- **REQUIREMENT**:
Leave out the pictures and copy each record below exactly.
━━ INFORMATION SHOWN
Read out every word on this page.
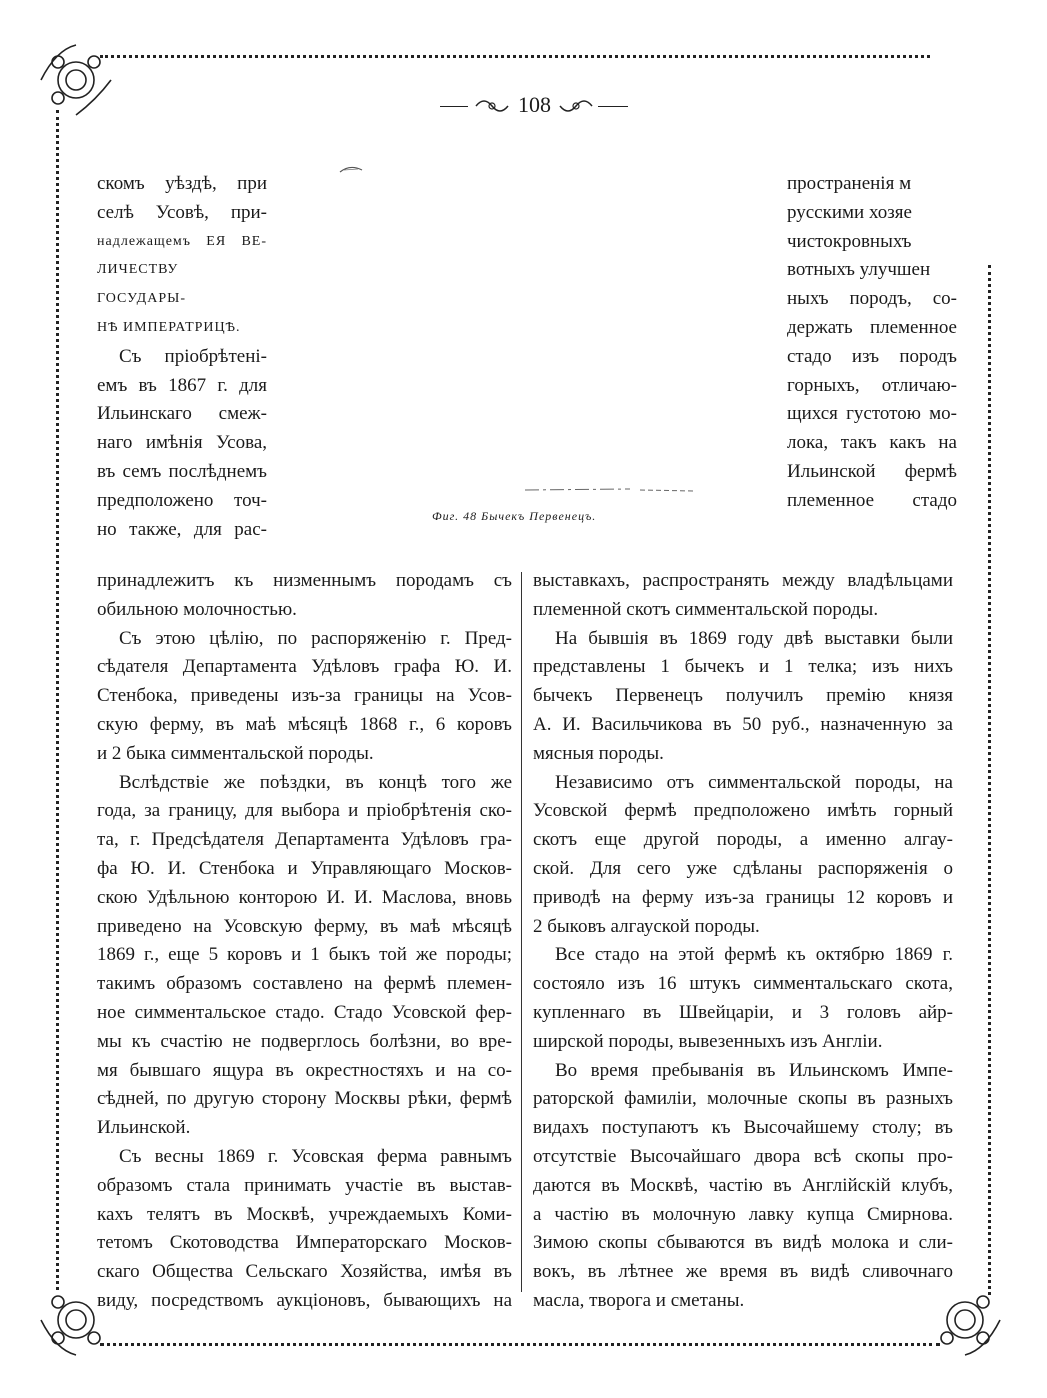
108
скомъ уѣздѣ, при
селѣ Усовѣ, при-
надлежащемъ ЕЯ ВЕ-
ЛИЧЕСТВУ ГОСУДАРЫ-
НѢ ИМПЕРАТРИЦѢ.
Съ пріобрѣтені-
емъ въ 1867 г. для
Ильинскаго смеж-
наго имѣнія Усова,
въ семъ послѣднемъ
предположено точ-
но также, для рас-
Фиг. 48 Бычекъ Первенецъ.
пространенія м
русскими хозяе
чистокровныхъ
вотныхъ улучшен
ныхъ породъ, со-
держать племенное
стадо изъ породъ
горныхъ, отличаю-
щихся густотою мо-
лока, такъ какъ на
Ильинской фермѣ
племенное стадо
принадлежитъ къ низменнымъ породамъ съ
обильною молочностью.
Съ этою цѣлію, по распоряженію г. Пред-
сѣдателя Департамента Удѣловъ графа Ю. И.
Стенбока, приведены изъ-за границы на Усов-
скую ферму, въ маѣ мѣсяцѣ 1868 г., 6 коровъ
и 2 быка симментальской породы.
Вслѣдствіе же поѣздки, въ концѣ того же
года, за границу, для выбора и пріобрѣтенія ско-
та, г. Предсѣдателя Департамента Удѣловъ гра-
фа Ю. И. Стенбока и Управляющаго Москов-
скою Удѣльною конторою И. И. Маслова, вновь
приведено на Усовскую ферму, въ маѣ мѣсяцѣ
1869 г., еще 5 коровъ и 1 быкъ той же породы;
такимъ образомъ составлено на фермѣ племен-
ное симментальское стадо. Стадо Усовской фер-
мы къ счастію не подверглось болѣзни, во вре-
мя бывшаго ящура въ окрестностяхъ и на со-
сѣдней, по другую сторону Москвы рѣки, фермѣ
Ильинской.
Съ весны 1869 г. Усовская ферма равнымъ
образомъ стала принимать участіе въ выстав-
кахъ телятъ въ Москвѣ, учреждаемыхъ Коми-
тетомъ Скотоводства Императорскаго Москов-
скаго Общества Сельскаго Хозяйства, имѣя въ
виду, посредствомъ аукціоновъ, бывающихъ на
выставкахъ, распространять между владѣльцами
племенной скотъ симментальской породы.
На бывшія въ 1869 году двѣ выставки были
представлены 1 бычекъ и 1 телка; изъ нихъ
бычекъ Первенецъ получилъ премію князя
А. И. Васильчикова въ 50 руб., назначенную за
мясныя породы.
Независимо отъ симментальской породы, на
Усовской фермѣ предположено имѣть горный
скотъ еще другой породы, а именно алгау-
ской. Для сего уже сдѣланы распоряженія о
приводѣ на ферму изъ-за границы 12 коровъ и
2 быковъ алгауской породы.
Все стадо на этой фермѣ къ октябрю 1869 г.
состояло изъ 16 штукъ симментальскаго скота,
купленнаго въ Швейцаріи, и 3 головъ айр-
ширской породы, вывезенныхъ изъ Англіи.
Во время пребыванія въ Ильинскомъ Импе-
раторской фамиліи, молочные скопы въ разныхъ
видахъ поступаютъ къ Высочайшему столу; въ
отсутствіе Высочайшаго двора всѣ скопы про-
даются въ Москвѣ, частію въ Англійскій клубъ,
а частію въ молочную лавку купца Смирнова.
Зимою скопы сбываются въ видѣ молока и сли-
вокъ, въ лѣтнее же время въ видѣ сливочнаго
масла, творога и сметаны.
━━━━
- **RESPONSE TO THIS EXERCISE**:
Read out every word on this page.
108
скомъ уѣздѣ, при
селѣ Усовѣ, при-
надлежащемъ ЕЯ ВЕ-
ЛИЧЕСТВУ ГОСУДАРЫ-
НѢ ИМПЕРАТРИЦѢ.
Съ пріобрѣтені-
емъ въ 1867 г. для
Ильинскаго смеж-
наго имѣнія Усова,
въ семъ послѣднемъ
предположено точ-
но также, для рас-
Фиг. 48 Бычекъ Первенецъ.
пространенія м
русскими хозяе
чистокровныхъ
вотныхъ улучшен
ныхъ породъ, со-
держать племенное
стадо изъ породъ
горныхъ, отличаю-
щихся густотою мо-
лока, такъ какъ на
Ильинской фермѣ
племенное стадо
принадлежитъ къ низменнымъ породамъ съ
обильною молочностью.
Съ этою цѣлію, по распоряженію г. Пред-
сѣдателя Департамента Удѣловъ графа Ю. И.
Стенбока, приведены изъ-за границы на Усов-
скую ферму, въ маѣ мѣсяцѣ 1868 г., 6 коровъ
и 2 быка симментальской породы.
Вслѣдствіе же поѣздки, въ концѣ того же
года, за границу, для выбора и пріобрѣтенія ско-
та, г. Предсѣдателя Департамента Удѣловъ гра-
фа Ю. И. Стенбока и Управляющаго Москов-
скою Удѣльною конторою И. И. Маслова, вновь
приведено на Усовскую ферму, въ маѣ мѣсяцѣ
1869 г., еще 5 коровъ и 1 быкъ той же породы;
такимъ образомъ составлено на фермѣ племен-
ное симментальское стадо. Стадо Усовской фер-
мы къ счастію не подверглось болѣзни, во вре-
мя бывшаго ящура въ окрестностяхъ и на со-
сѣдней, по другую сторону Москвы рѣки, фермѣ
Ильинской.
Съ весны 1869 г. Усовская ферма равнымъ
образомъ стала принимать участіе въ выстав-
кахъ телятъ въ Москвѣ, учреждаемыхъ Коми-
тетомъ Скотоводства Императорскаго Москов-
скаго Общества Сельскаго Хозяйства, имѣя въ
виду, посредствомъ аукціоновъ, бывающихъ на
выставкахъ, распространять между владѣльцами
племенной скотъ симментальской породы.
На бывшія въ 1869 году двѣ выставки были
представлены 1 бычекъ и 1 телка; изъ нихъ
бычекъ Первенецъ получилъ премію князя
А. И. Васильчикова въ 50 руб., назначенную за
мясныя породы.
Независимо отъ симментальской породы, на
Усовской фермѣ предположено имѣть горный
скотъ еще другой породы, а именно алгау-
ской. Для сего уже сдѣланы распоряженія о
приводѣ на ферму изъ-за границы 12 коровъ и
2 быковъ алгауской породы.
Все стадо на этой фермѣ къ октябрю 1869 г.
состояло изъ 16 штукъ симментальскаго скота,
купленнаго въ Швейцаріи, и 3 головъ айр-
ширской породы, вывезенныхъ изъ Англіи.
Во время пребыванія въ Ильинскомъ Импе-
раторской фамиліи, молочные скопы въ разныхъ
видахъ поступаютъ къ Высочайшему столу; въ
отсутствіе Высочайшаго двора всѣ скопы про-
даются въ Москвѣ, частію въ Англійскій клубъ,
а частію въ молочную лавку купца Смирнова.
Зимою скопы сбываются въ видѣ молока и сли-
вокъ, въ лѣтнее же время въ видѣ сливочнаго
масла, творога и сметаны.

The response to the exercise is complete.